## To be done
Output the material exactly, but drop every image it holds.

## Extracted data
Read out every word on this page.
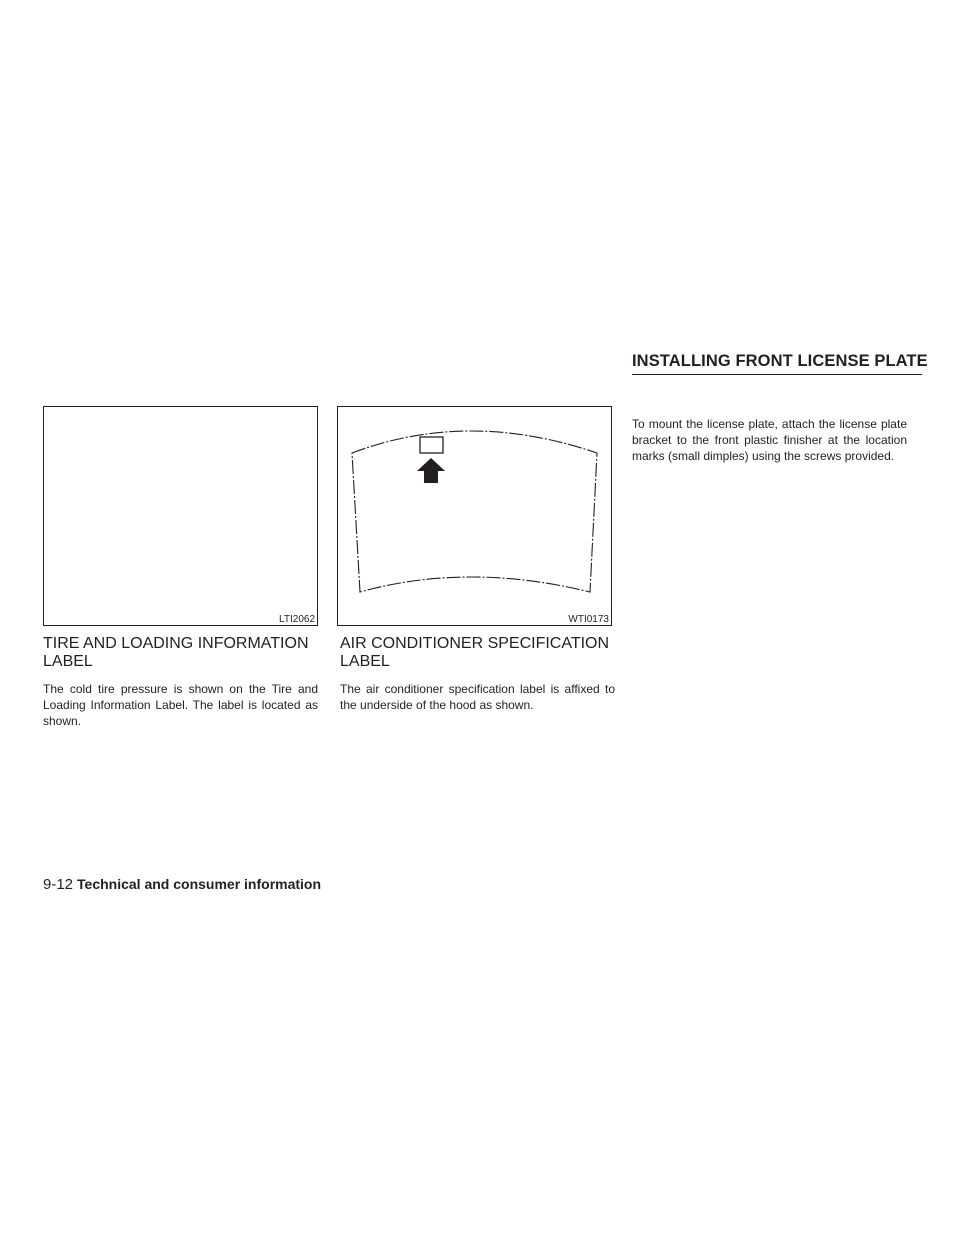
INSTALLING FRONT LICENSE PLATE
LTI2062	WTI0173
TIRE AND LOADING INFORMATION LABEL

The cold tire pressure is shown on the Tire and Loading Information Label. The label is located as shown.

AIR CONDITIONER SPECIFICATION LABEL

The air conditioner specification label is affixed to the underside of the hood as shown.

To mount the license plate, attach the license plate bracket to the front plastic finisher at the location marks (small dimples) using the screws provided.

9-12 Technical and consumer information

## Answer below
Read out every word on this page.
INSTALLING FRONT LICENSE PLATE
LTI2062	WTI0173
TIRE AND LOADING INFORMATION LABEL

The cold tire pressure is shown on the Tire and Loading Information Label. The label is located as shown.

AIR CONDITIONER SPECIFICATION LABEL

The air conditioner specification label is affixed to the underside of the hood as shown.

To mount the license plate, attach the license plate bracket to the front plastic finisher at the location marks (small dimples) using the screws provided.

9-12 Technical and consumer information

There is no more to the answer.